=== What the exercise asks ===
Reproduce the listing below without any change.

* begin Dataset records *

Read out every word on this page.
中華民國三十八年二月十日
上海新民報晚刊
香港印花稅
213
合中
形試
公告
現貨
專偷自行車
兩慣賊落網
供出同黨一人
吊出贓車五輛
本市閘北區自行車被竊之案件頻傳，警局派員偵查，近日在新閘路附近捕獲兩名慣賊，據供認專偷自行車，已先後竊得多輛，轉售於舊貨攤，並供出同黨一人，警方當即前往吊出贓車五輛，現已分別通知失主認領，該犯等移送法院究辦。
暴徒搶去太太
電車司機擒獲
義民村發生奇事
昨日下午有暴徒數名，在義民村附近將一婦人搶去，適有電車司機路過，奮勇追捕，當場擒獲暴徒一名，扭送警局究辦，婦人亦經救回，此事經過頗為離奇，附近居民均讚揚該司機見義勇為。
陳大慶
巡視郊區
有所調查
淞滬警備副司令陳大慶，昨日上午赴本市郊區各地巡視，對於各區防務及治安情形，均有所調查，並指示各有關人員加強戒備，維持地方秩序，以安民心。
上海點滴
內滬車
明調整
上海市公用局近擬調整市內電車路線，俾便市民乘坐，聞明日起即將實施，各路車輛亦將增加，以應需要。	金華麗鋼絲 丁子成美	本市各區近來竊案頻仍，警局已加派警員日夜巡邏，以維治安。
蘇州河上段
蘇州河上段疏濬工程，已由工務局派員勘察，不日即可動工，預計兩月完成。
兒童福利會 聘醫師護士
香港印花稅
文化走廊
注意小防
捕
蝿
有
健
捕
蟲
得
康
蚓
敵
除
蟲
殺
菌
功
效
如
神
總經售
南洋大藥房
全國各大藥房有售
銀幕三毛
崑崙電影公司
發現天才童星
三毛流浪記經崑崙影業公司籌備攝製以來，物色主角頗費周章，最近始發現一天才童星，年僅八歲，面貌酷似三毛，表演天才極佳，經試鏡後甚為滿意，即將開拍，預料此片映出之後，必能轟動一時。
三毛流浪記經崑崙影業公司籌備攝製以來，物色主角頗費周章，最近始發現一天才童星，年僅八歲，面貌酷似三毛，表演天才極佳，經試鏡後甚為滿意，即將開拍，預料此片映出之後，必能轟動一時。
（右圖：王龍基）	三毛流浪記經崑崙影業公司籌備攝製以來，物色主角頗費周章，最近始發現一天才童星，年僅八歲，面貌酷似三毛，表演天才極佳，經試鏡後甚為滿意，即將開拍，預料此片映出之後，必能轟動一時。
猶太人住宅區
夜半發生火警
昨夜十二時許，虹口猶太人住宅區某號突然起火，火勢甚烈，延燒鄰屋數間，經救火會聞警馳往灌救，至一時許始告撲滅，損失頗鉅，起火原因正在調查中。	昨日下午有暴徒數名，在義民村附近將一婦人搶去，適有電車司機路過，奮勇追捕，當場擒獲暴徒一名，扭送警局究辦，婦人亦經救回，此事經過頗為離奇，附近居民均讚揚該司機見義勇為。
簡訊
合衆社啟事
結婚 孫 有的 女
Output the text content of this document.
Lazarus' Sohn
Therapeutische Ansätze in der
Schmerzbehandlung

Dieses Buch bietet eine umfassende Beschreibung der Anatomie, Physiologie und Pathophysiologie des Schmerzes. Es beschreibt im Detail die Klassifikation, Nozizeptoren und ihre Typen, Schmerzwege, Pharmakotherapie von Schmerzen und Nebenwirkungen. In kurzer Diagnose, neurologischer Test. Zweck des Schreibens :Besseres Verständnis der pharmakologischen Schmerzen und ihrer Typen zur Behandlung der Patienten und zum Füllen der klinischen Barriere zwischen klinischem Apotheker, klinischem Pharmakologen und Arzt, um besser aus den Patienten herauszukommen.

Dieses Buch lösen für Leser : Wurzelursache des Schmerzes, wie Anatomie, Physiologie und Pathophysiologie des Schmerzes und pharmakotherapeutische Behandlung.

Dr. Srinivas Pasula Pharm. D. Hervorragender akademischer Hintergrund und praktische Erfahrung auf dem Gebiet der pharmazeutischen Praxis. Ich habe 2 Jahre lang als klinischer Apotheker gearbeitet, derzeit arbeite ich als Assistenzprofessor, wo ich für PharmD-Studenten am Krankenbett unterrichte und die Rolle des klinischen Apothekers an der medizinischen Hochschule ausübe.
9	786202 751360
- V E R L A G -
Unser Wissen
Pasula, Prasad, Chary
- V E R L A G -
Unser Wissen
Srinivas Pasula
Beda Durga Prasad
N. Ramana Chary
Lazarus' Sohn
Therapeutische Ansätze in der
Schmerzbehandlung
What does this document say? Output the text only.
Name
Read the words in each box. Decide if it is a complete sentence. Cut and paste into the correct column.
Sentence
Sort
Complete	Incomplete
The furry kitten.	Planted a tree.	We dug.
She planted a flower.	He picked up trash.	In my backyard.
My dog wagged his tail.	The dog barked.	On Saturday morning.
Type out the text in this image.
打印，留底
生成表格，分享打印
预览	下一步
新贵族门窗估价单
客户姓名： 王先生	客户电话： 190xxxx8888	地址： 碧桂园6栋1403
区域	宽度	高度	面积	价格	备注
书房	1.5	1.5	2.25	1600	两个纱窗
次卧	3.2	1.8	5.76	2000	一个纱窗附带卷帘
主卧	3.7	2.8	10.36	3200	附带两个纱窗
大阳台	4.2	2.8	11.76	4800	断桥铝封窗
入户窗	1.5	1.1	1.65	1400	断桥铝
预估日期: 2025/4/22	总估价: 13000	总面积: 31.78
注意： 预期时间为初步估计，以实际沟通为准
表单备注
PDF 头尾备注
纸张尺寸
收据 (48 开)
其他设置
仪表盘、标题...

* end Dataset records *

=== Finished exercise ===
Read out every word on this page.
中華民國三十八年二月十日
上海新民報晚刊
香港印花稅
213
合中
形試
公告
現貨
專偷自行車
兩慣賊落網
供出同黨一人
吊出贓車五輛
本市閘北區自行車被竊之案件頻傳，警局派員偵查，近日在新閘路附近捕獲兩名慣賊，據供認專偷自行車，已先後竊得多輛，轉售於舊貨攤，並供出同黨一人，警方當即前往吊出贓車五輛，現已分別通知失主認領，該犯等移送法院究辦。
暴徒搶去太太
電車司機擒獲
義民村發生奇事
昨日下午有暴徒數名，在義民村附近將一婦人搶去，適有電車司機路過，奮勇追捕，當場擒獲暴徒一名，扭送警局究辦，婦人亦經救回，此事經過頗為離奇，附近居民均讚揚該司機見義勇為。
陳大慶
巡視郊區
有所調查
淞滬警備副司令陳大慶，昨日上午赴本市郊區各地巡視，對於各區防務及治安情形，均有所調查，並指示各有關人員加強戒備，維持地方秩序，以安民心。
上海點滴
內滬車
明調整
上海市公用局近擬調整市內電車路線，俾便市民乘坐，聞明日起即將實施，各路車輛亦將增加，以應需要。	金華麗鋼絲 丁子成美	本市各區近來竊案頻仍，警局已加派警員日夜巡邏，以維治安。
蘇州河上段
蘇州河上段疏濬工程，已由工務局派員勘察，不日即可動工，預計兩月完成。
兒童福利會 聘醫師護士
香港印花稅
文化走廊
注意小防
捕
蝿
有
健
捕
蟲
得
康
蚓
敵
除
蟲
殺
菌
功
效
如
神
總經售
南洋大藥房
全國各大藥房有售
銀幕三毛
崑崙電影公司
發現天才童星
三毛流浪記經崑崙影業公司籌備攝製以來，物色主角頗費周章，最近始發現一天才童星，年僅八歲，面貌酷似三毛，表演天才極佳，經試鏡後甚為滿意，即將開拍，預料此片映出之後，必能轟動一時。
三毛流浪記經崑崙影業公司籌備攝製以來，物色主角頗費周章，最近始發現一天才童星，年僅八歲，面貌酷似三毛，表演天才極佳，經試鏡後甚為滿意，即將開拍，預料此片映出之後，必能轟動一時。
（右圖：王龍基）	三毛流浪記經崑崙影業公司籌備攝製以來，物色主角頗費周章，最近始發現一天才童星，年僅八歲，面貌酷似三毛，表演天才極佳，經試鏡後甚為滿意，即將開拍，預料此片映出之後，必能轟動一時。
猶太人住宅區
夜半發生火警
昨夜十二時許，虹口猶太人住宅區某號突然起火，火勢甚烈，延燒鄰屋數間，經救火會聞警馳往灌救，至一時許始告撲滅，損失頗鉅，起火原因正在調查中。	昨日下午有暴徒數名，在義民村附近將一婦人搶去，適有電車司機路過，奮勇追捕，當場擒獲暴徒一名，扭送警局究辦，婦人亦經救回，此事經過頗為離奇，附近居民均讚揚該司機見義勇為。
簡訊
合衆社啟事
結婚 孫 有的 女
Output the text content of this document.
Lazarus' Sohn
Therapeutische Ansätze in der
Schmerzbehandlung

Dieses Buch bietet eine umfassende Beschreibung der Anatomie, Physiologie und Pathophysiologie des Schmerzes. Es beschreibt im Detail die Klassifikation, Nozizeptoren und ihre Typen, Schmerzwege, Pharmakotherapie von Schmerzen und Nebenwirkungen. In kurzer Diagnose, neurologischer Test. Zweck des Schreibens :Besseres Verständnis der pharmakologischen Schmerzen und ihrer Typen zur Behandlung der Patienten und zum Füllen der klinischen Barriere zwischen klinischem Apotheker, klinischem Pharmakologen und Arzt, um besser aus den Patienten herauszukommen.

Dieses Buch lösen für Leser : Wurzelursache des Schmerzes, wie Anatomie, Physiologie und Pathophysiologie des Schmerzes und pharmakotherapeutische Behandlung.

Dr. Srinivas Pasula Pharm. D. Hervorragender akademischer Hintergrund und praktische Erfahrung auf dem Gebiet der pharmazeutischen Praxis. Ich habe 2 Jahre lang als klinischer Apotheker gearbeitet, derzeit arbeite ich als Assistenzprofessor, wo ich für PharmD-Studenten am Krankenbett unterrichte und die Rolle des klinischen Apothekers an der medizinischen Hochschule ausübe.
9	786202 751360
- V E R L A G -
Unser Wissen
Pasula, Prasad, Chary
- V E R L A G -
Unser Wissen
Srinivas Pasula
Beda Durga Prasad
N. Ramana Chary
Lazarus' Sohn
Therapeutische Ansätze in der
Schmerzbehandlung
What does this document say? Output the text only.
Name
Read the words in each box. Decide if it is a complete sentence. Cut and paste into the correct column.
Sentence
Sort
Complete	Incomplete
The furry kitten.	Planted a tree.	We dug.
She planted a flower.	He picked up trash.	In my backyard.
My dog wagged his tail.	The dog barked.	On Saturday morning.
Type out the text in this image.
打印，留底
生成表格，分享打印
预览	下一步
新贵族门窗估价单
客户姓名： 王先生	客户电话： 190xxxx8888	地址： 碧桂园6栋1403
区域	宽度	高度	面积	价格	备注
书房	1.5	1.5	2.25	1600	两个纱窗
次卧	3.2	1.8	5.76	2000	一个纱窗附带卷帘
主卧	3.7	2.8	10.36	3200	附带两个纱窗
大阳台	4.2	2.8	11.76	4800	断桥铝封窗
入户窗	1.5	1.1	1.65	1400	断桥铝
预估日期: 2025/4/22	总估价: 13000	总面积: 31.78
注意： 预期时间为初步估计，以实际沟通为准
表单备注
PDF 头尾备注
纸张尺寸
收据 (48 开)
其他设置
仪表盘、标题...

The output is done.